Task statement:
Using the data below, gather each line that includes the word "this".

Listing:
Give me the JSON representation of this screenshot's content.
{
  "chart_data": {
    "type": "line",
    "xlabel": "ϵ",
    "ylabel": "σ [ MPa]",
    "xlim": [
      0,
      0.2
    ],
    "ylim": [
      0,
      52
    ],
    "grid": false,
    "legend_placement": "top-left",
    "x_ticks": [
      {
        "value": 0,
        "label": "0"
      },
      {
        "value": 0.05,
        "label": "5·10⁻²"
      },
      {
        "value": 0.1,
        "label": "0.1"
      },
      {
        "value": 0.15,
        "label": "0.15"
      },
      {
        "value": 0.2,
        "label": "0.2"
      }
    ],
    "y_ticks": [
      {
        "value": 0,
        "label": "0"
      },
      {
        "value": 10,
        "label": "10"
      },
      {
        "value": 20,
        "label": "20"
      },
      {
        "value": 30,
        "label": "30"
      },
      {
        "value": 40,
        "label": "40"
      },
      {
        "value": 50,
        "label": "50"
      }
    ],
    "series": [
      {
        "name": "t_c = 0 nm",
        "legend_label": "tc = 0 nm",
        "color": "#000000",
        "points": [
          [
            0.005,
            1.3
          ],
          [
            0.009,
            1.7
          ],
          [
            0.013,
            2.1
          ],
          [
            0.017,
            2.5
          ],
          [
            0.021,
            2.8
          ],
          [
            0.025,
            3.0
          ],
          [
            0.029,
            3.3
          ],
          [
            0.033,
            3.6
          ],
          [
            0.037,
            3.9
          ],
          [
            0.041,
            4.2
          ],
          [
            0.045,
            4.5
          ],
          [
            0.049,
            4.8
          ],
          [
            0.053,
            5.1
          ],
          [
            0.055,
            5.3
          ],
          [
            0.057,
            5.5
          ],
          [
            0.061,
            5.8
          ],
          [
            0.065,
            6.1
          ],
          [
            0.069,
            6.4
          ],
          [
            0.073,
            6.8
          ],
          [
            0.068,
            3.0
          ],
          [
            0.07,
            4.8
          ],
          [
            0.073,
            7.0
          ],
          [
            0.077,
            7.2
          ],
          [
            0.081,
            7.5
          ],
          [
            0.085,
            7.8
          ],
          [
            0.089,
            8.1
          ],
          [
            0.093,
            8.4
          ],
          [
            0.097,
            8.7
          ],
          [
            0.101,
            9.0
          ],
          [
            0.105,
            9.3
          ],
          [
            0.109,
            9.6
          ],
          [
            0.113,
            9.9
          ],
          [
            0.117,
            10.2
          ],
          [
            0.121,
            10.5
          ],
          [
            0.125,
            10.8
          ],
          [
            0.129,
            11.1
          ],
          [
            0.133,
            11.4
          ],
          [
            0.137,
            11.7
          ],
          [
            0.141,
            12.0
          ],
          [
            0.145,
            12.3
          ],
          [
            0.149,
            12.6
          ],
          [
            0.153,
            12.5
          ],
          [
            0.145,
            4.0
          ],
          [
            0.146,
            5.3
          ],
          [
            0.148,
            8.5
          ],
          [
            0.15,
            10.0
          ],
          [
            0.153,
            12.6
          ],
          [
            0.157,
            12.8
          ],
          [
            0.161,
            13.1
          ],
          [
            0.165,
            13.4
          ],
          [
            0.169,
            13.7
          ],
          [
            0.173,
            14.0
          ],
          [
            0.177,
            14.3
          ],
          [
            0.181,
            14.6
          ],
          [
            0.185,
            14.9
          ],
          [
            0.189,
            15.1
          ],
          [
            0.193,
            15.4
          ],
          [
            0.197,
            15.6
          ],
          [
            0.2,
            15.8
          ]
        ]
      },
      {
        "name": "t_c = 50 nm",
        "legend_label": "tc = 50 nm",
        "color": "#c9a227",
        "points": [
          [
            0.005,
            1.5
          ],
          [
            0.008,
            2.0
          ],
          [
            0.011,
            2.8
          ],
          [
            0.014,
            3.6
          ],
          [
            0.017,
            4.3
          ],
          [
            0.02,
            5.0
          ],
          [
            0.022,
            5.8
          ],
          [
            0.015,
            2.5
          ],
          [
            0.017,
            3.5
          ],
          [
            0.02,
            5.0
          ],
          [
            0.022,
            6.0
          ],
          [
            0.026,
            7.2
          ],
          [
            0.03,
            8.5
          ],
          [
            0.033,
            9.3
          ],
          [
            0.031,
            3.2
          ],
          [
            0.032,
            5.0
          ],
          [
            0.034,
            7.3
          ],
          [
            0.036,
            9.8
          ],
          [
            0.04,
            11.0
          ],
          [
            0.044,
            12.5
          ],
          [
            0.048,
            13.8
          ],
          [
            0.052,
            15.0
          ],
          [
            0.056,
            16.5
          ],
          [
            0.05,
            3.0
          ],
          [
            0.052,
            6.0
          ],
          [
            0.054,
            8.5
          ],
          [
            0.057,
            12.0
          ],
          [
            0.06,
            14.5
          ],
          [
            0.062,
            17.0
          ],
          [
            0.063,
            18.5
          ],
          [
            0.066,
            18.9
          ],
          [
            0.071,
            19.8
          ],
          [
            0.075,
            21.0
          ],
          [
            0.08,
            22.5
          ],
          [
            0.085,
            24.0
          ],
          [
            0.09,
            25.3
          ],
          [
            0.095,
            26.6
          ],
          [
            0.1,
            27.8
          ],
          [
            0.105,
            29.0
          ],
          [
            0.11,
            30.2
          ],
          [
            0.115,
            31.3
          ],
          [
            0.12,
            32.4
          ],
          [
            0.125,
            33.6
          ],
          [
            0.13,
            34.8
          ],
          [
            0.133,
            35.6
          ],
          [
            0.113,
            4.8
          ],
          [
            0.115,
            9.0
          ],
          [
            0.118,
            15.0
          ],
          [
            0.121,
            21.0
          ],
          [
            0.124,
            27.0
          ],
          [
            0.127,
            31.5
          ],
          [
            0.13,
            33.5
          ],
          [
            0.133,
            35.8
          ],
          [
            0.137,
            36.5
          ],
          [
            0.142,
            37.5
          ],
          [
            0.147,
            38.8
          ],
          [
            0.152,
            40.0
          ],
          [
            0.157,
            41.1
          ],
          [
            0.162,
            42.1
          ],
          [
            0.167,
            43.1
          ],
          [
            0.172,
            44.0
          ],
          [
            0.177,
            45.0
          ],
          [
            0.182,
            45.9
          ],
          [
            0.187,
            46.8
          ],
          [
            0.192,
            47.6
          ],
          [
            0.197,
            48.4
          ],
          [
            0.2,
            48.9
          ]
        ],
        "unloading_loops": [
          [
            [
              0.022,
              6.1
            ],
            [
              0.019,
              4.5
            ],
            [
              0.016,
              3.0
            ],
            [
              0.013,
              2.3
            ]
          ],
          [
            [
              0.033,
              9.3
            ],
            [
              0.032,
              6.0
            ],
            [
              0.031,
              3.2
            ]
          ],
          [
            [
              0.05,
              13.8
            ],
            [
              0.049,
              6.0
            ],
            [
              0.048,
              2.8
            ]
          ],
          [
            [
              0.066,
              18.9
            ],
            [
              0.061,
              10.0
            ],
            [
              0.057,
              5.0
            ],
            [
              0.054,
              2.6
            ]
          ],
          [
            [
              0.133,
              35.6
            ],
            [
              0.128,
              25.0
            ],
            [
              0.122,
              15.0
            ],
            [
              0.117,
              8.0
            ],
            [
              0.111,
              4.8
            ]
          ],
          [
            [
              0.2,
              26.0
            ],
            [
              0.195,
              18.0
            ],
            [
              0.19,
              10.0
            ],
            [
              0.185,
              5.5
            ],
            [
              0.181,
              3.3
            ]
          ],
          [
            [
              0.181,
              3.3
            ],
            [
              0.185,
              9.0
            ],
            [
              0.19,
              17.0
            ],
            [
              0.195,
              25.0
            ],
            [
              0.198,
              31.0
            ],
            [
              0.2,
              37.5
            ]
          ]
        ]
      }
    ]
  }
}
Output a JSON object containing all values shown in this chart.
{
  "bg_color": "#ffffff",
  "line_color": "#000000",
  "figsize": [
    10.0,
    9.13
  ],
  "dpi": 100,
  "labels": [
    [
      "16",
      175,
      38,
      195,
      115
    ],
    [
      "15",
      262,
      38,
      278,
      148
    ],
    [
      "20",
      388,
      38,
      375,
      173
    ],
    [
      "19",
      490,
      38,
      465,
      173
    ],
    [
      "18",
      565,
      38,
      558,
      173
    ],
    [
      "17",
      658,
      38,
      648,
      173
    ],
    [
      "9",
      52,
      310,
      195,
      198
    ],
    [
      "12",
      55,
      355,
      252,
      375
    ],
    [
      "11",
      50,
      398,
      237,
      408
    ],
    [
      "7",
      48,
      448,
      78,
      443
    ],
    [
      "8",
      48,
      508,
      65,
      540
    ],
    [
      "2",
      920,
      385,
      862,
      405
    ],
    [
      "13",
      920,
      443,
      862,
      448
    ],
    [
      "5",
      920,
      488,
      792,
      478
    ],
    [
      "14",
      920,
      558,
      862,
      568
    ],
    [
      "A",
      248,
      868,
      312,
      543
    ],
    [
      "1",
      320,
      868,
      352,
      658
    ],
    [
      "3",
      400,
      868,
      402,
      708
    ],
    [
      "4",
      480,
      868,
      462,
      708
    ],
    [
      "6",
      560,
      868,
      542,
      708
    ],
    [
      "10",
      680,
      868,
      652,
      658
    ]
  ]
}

Expected answer:
Give me the JSON representation of this screenshot's content.
Output a JSON object containing all values shown in this chart.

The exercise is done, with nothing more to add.